### Data listing
--

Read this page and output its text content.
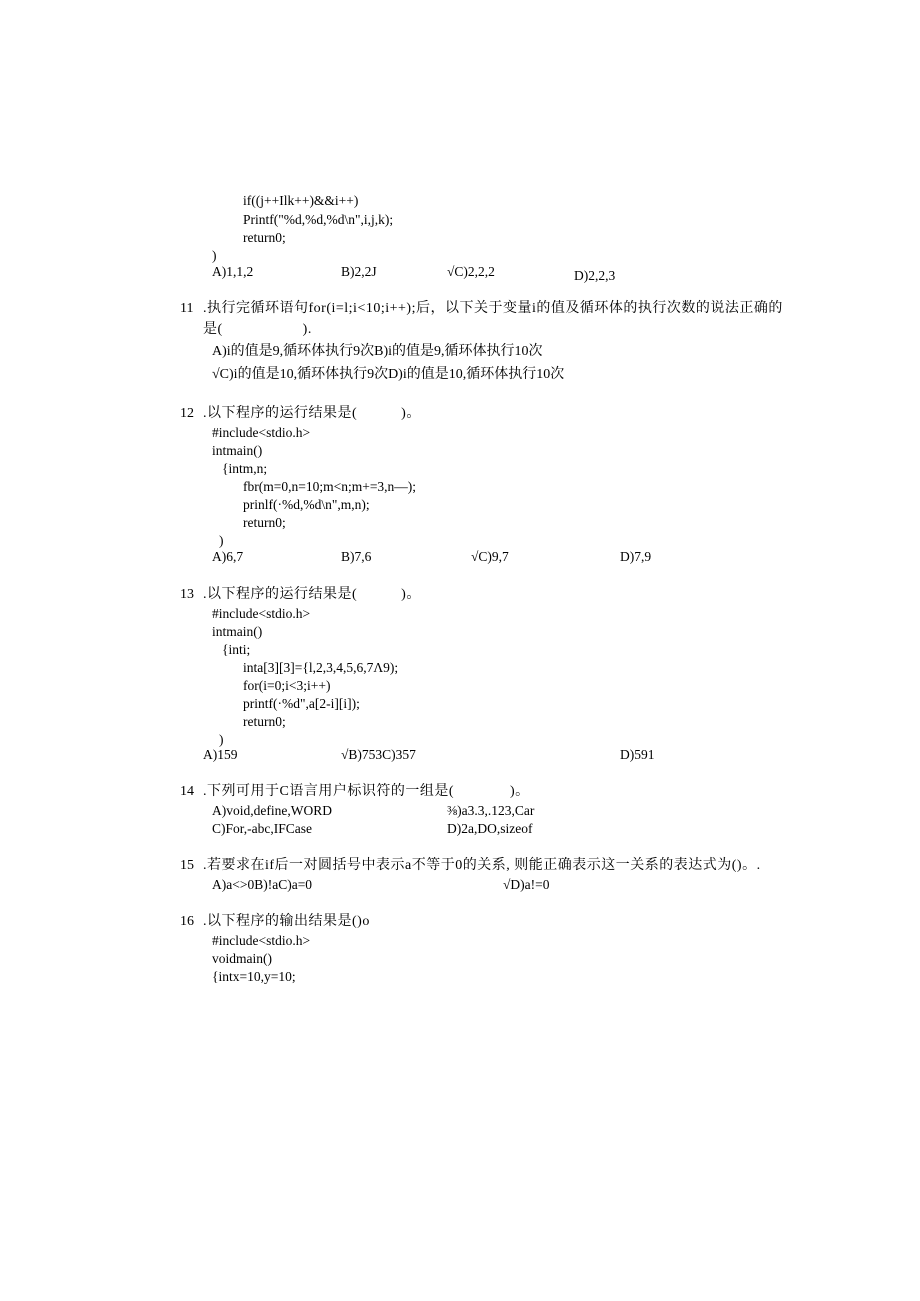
if((j++Ilk++)&&i++)
Printf("%d,%d,%d\n",i,j,k);
return0;
)
A)1,1,2	B)2,2J	√C)2,2,2	D)2,2,3
11 .执行完循环语句for(i=l;i<10;i++);后，以下关于变量i的值及循环体的执行次数的说法正确的
是(                    ).
A)i的值是9,循环体执行9次B)i的值是9,循环体执行10次
√C)i的值是10,循环体执行9次D)i的值是10,循环体执行10次
12 .以下程序的运行结果是(           )。
#include<stdio.h>
intmain()
{intm,n;
fbr(m=0,n=10;m<n;m+=3,n—);
prinlf(·%d,%d\n",m,n);
return0;
)
A)6,7	B)7,6	√C)9,7	D)7,9
13 .以下程序的运行结果是(           )。
#include<stdio.h>
intmain()
{inti;
inta[3][3]={l,2,3,4,5,6,7Λ9);
for(i=0;i<3;i++)
printf(·%d",a[2-i][i]);
return0;
)
A)159	√B)753C)357	D)591
14 .下列可用于C语言用户标识符的一组是(              )。
A)void,define,WORD	⅜)a3.3,.123,Car
C)For,-abc,IFCase	D)2a,DO,sizeof
15 .若要求在if后一对圆括号中表示a不等于0的关系, 则能正确表示这一关系的表达式为()。.
A)a<>0B)!aC)a=0	√D)a!=0
16 .以下程序的输出结果是()o
#include<stdio.h>
voidmain()
{intx=10,y=10;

--

### Set problem
Reproduce all of the data exactly, omitting each picture it holds.

### Result
Read this page and output its text content.
if((j++Ilk++)&&i++)
Printf("%d,%d,%d\n",i,j,k);
return0;
)
A)1,1,2	B)2,2J	√C)2,2,2	D)2,2,3
11 .执行完循环语句for(i=l;i<10;i++);后，以下关于变量i的值及循环体的执行次数的说法正确的
是(                    ).
A)i的值是9,循环体执行9次B)i的值是9,循环体执行10次
√C)i的值是10,循环体执行9次D)i的值是10,循环体执行10次
12 .以下程序的运行结果是(           )。
#include<stdio.h>
intmain()
{intm,n;
fbr(m=0,n=10;m<n;m+=3,n—);
prinlf(·%d,%d\n",m,n);
return0;
)
A)6,7	B)7,6	√C)9,7	D)7,9
13 .以下程序的运行结果是(           )。
#include<stdio.h>
intmain()
{inti;
inta[3][3]={l,2,3,4,5,6,7Λ9);
for(i=0;i<3;i++)
printf(·%d",a[2-i][i]);
return0;
)
A)159	√B)753C)357	D)591
14 .下列可用于C语言用户标识符的一组是(              )。
A)void,define,WORD	⅜)a3.3,.123,Car
C)For,-abc,IFCase	D)2a,DO,sizeof
15 .若要求在if后一对圆括号中表示a不等于0的关系, 则能正确表示这一关系的表达式为()。.
A)a<>0B)!aC)a=0	√D)a!=0
16 .以下程序的输出结果是()o
#include<stdio.h>
voidmain()
{intx=10,y=10;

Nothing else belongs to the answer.